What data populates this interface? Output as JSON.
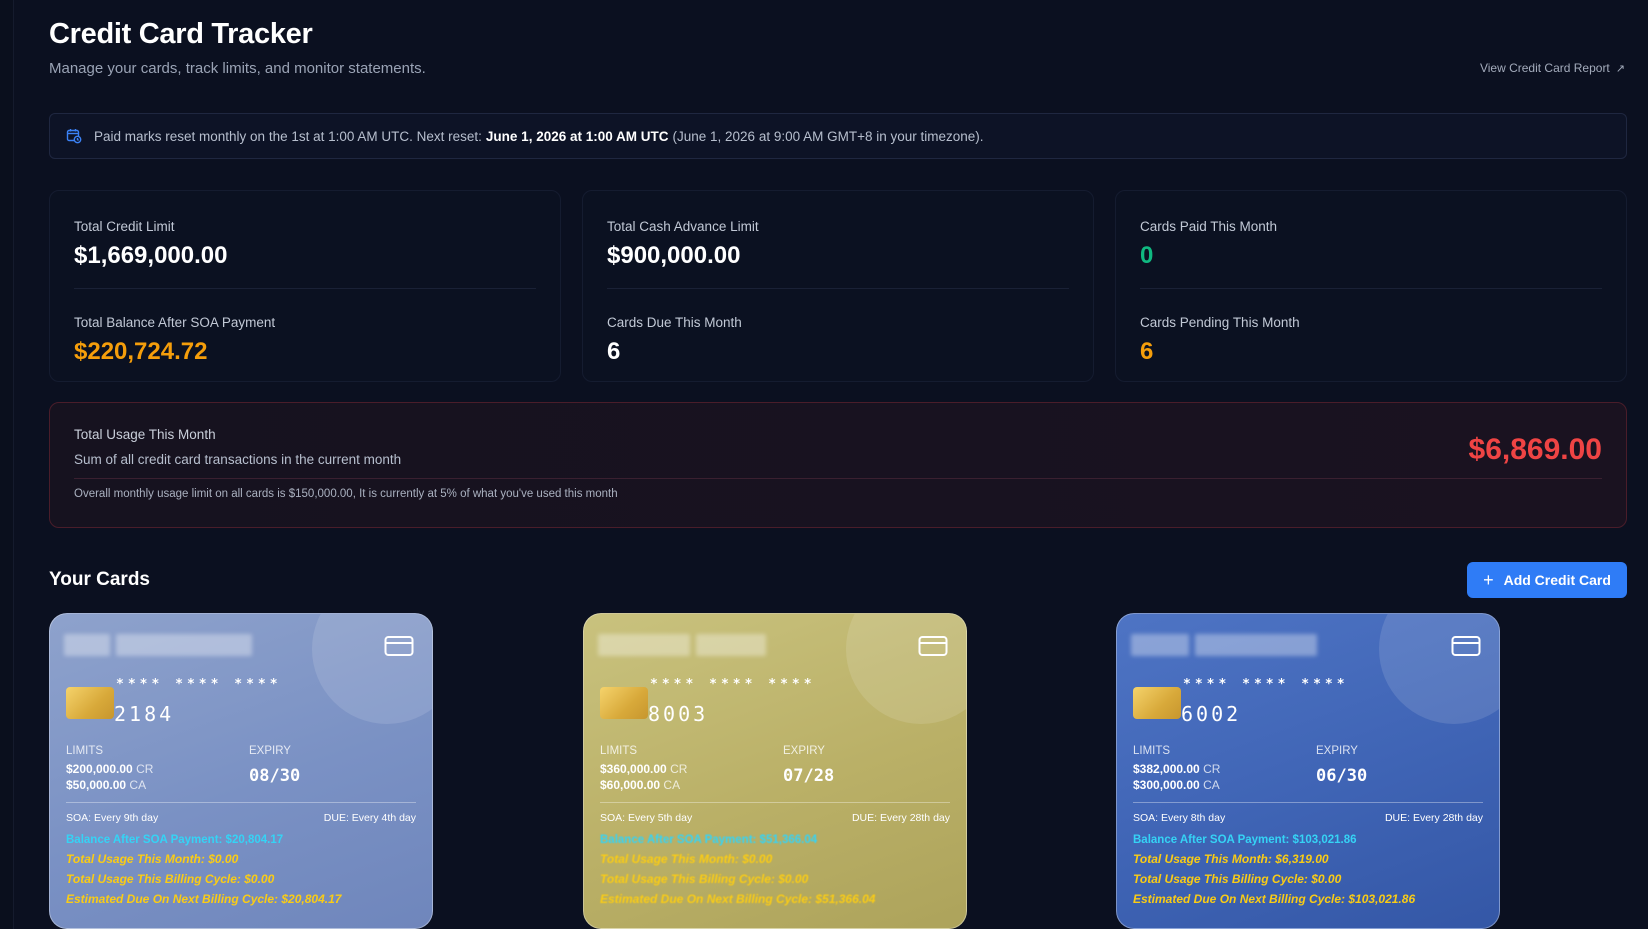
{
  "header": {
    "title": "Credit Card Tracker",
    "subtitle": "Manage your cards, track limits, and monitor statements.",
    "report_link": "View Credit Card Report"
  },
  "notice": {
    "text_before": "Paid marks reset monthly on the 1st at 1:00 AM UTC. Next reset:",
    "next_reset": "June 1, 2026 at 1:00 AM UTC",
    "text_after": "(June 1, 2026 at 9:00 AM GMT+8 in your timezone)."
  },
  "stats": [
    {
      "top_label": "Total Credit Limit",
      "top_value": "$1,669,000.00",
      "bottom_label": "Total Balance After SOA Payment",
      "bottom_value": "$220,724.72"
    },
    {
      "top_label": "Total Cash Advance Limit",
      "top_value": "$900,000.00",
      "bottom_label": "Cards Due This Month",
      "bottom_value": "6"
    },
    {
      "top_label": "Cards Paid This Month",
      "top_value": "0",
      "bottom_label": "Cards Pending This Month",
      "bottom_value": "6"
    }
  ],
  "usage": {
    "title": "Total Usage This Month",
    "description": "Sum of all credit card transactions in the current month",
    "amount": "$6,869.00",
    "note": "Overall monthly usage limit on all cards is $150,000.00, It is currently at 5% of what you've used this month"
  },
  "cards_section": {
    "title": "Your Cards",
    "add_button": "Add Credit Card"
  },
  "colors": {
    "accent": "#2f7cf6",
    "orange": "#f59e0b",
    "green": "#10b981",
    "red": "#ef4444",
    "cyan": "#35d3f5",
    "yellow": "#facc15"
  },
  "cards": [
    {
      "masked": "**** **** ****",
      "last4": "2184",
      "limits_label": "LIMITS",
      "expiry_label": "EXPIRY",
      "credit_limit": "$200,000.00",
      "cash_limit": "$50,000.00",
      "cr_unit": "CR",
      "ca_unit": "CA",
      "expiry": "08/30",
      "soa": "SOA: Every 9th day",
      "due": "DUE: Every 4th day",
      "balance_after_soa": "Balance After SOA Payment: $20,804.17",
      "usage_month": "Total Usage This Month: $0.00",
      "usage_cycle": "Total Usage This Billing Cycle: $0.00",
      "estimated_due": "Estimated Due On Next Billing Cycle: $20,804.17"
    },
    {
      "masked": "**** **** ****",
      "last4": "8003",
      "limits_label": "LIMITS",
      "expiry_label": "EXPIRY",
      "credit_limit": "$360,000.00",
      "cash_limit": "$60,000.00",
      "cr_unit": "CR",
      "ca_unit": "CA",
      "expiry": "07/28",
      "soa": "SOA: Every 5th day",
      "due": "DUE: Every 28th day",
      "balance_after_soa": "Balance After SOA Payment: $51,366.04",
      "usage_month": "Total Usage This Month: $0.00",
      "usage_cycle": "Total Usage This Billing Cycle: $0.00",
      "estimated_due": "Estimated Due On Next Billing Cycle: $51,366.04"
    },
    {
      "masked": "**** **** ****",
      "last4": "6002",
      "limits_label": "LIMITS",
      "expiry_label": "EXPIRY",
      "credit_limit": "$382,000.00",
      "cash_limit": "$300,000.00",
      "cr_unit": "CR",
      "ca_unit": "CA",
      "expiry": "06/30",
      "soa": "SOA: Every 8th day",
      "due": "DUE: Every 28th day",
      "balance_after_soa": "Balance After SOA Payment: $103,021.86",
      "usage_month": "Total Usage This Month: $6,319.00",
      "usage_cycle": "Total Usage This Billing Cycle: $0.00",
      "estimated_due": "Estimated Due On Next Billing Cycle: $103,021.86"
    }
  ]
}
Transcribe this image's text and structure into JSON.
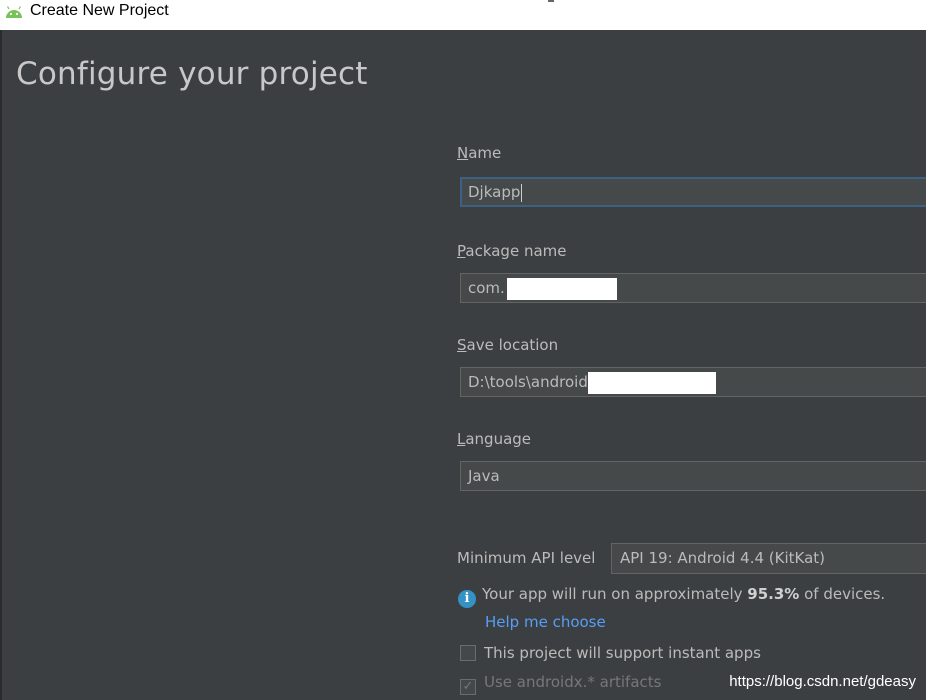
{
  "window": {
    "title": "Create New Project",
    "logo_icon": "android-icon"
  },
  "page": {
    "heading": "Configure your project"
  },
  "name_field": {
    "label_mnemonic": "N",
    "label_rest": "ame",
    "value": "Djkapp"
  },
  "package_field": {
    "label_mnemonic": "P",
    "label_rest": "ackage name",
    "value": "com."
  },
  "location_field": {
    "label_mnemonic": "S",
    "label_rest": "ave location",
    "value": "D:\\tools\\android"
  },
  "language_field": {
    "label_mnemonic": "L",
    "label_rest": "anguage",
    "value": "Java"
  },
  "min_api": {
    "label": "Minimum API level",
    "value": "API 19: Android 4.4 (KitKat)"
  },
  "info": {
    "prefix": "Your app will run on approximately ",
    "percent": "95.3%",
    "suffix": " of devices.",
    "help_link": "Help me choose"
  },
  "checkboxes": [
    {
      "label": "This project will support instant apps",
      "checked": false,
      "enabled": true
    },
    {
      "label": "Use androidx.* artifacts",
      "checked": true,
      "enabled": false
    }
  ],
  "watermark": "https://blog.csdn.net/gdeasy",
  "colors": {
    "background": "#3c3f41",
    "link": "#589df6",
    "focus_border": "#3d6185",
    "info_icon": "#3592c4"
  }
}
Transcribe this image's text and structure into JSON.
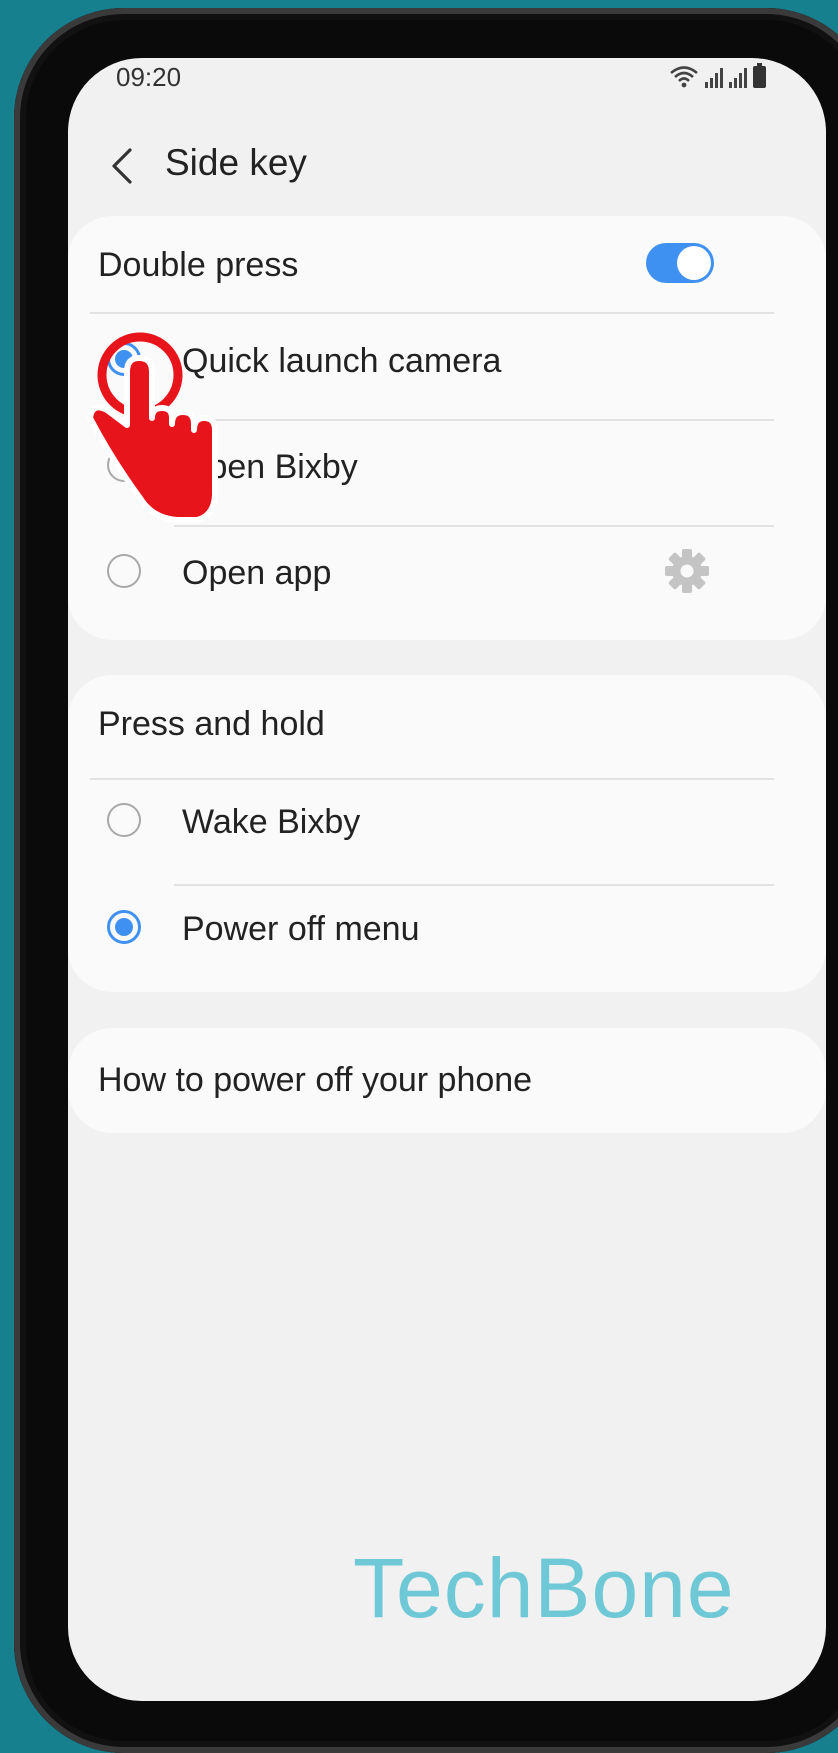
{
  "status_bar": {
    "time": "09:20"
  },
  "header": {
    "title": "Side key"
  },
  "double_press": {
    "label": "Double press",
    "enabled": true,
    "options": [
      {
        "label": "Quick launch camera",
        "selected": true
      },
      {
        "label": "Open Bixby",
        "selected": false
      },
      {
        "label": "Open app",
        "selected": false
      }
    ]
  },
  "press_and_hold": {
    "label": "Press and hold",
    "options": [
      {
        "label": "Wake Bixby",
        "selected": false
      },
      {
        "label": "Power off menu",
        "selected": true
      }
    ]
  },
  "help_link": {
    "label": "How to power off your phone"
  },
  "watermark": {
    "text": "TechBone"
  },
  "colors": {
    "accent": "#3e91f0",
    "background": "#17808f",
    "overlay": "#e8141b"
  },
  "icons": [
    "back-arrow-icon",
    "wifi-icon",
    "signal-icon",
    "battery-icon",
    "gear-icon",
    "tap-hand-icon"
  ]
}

The task =
Retype the records exactly. Any image in them should not appear in what you write.

Right answer =
What data populates this interface? Output as JSON.
{
  "header": {
    "title": "Credit Card Tracker",
    "subtitle": "Manage your cards, track limits, and monitor statements.",
    "report_link": "View Credit Card Report"
  },
  "notice": {
    "text_before": "Paid marks reset monthly on the 1st at 1:00 AM UTC. Next reset:",
    "next_reset": "June 1, 2026 at 1:00 AM UTC",
    "text_after": "(June 1, 2026 at 9:00 AM GMT+8 in your timezone)."
  },
  "stats": [
    {
      "top_label": "Total Credit Limit",
      "top_value": "$1,669,000.00",
      "bottom_label": "Total Balance After SOA Payment",
      "bottom_value": "$220,724.72"
    },
    {
      "top_label": "Total Cash Advance Limit",
      "top_value": "$900,000.00",
      "bottom_label": "Cards Due This Month",
      "bottom_value": "6"
    },
    {
      "top_label": "Cards Paid This Month",
      "top_value": "0",
      "bottom_label": "Cards Pending This Month",
      "bottom_value": "6"
    }
  ],
  "usage": {
    "title": "Total Usage This Month",
    "description": "Sum of all credit card transactions in the current month",
    "amount": "$6,869.00",
    "note": "Overall monthly usage limit on all cards is $150,000.00, It is currently at 5% of what you've used this month"
  },
  "cards_section": {
    "title": "Your Cards",
    "add_button": "Add Credit Card"
  },
  "colors": {
    "accent": "#2f7cf6",
    "orange": "#f59e0b",
    "green": "#10b981",
    "red": "#ef4444",
    "cyan": "#35d3f5",
    "yellow": "#facc15"
  },
  "cards": [
    {
      "masked": "**** **** ****",
      "last4": "2184",
      "limits_label": "LIMITS",
      "expiry_label": "EXPIRY",
      "credit_limit": "$200,000.00",
      "cash_limit": "$50,000.00",
      "cr_unit": "CR",
      "ca_unit": "CA",
      "expiry": "08/30",
      "soa": "SOA: Every 9th day",
      "due": "DUE: Every 4th day",
      "balance_after_soa": "Balance After SOA Payment: $20,804.17",
      "usage_month": "Total Usage This Month: $0.00",
      "usage_cycle": "Total Usage This Billing Cycle: $0.00",
      "estimated_due": "Estimated Due On Next Billing Cycle: $20,804.17"
    },
    {
      "masked": "**** **** ****",
      "last4": "8003",
      "limits_label": "LIMITS",
      "expiry_label": "EXPIRY",
      "credit_limit": "$360,000.00",
      "cash_limit": "$60,000.00",
      "cr_unit": "CR",
      "ca_unit": "CA",
      "expiry": "07/28",
      "soa": "SOA: Every 5th day",
      "due": "DUE: Every 28th day",
      "balance_after_soa": "Balance After SOA Payment: $51,366.04",
      "usage_month": "Total Usage This Month: $0.00",
      "usage_cycle": "Total Usage This Billing Cycle: $0.00",
      "estimated_due": "Estimated Due On Next Billing Cycle: $51,366.04"
    },
    {
      "masked": "**** **** ****",
      "last4": "6002",
      "limits_label": "LIMITS",
      "expiry_label": "EXPIRY",
      "credit_limit": "$382,000.00",
      "cash_limit": "$300,000.00",
      "cr_unit": "CR",
      "ca_unit": "CA",
      "expiry": "06/30",
      "soa": "SOA: Every 8th day",
      "due": "DUE: Every 28th day",
      "balance_after_soa": "Balance After SOA Payment: $103,021.86",
      "usage_month": "Total Usage This Month: $6,319.00",
      "usage_cycle": "Total Usage This Billing Cycle: $0.00",
      "estimated_due": "Estimated Due On Next Billing Cycle: $103,021.86"
    }
  ]
}
Transcribe this image's text and structure into JSON.
{
  "window": {
    "title": "Create New Project",
    "logo_icon": "android-icon"
  },
  "page": {
    "heading": "Configure your project"
  },
  "name_field": {
    "label_mnemonic": "N",
    "label_rest": "ame",
    "value": "Djkapp"
  },
  "package_field": {
    "label_mnemonic": "P",
    "label_rest": "ackage name",
    "value": "com."
  },
  "location_field": {
    "label_mnemonic": "S",
    "label_rest": "ave location",
    "value": "D:\\tools\\android"
  },
  "language_field": {
    "label_mnemonic": "L",
    "label_rest": "anguage",
    "value": "Java"
  },
  "min_api": {
    "label": "Minimum API level",
    "value": "API 19: Android 4.4 (KitKat)"
  },
  "info": {
    "prefix": "Your app will run on approximately ",
    "percent": "95.3%",
    "suffix": " of devices.",
    "help_link": "Help me choose"
  },
  "checkboxes": [
    {
      "label": "This project will support instant apps",
      "checked": false,
      "enabled": true
    },
    {
      "label": "Use androidx.* artifacts",
      "checked": true,
      "enabled": false
    }
  ],
  "watermark": "https://blog.csdn.net/gdeasy",
  "colors": {
    "background": "#3c3f41",
    "link": "#589df6",
    "focus_border": "#3d6185",
    "info_icon": "#3592c4"
  }
}
Transcribe this image's text and structure into JSON.
{
  "status_bar": {
    "time": "09:20"
  },
  "header": {
    "title": "Side key"
  },
  "double_press": {
    "label": "Double press",
    "enabled": true,
    "options": [
      {
        "label": "Quick launch camera",
        "selected": true
      },
      {
        "label": "Open Bixby",
        "selected": false
      },
      {
        "label": "Open app",
        "selected": false
      }
    ]
  },
  "press_and_hold": {
    "label": "Press and hold",
    "options": [
      {
        "label": "Wake Bixby",
        "selected": false
      },
      {
        "label": "Power off menu",
        "selected": true
      }
    ]
  },
  "help_link": {
    "label": "How to power off your phone"
  },
  "watermark": {
    "text": "TechBone"
  },
  "colors": {
    "accent": "#3e91f0",
    "background": "#17808f",
    "overlay": "#e8141b"
  },
  "icons": [
    "back-arrow-icon",
    "wifi-icon",
    "signal-icon",
    "battery-icon",
    "gear-icon",
    "tap-hand-icon"
  ]
}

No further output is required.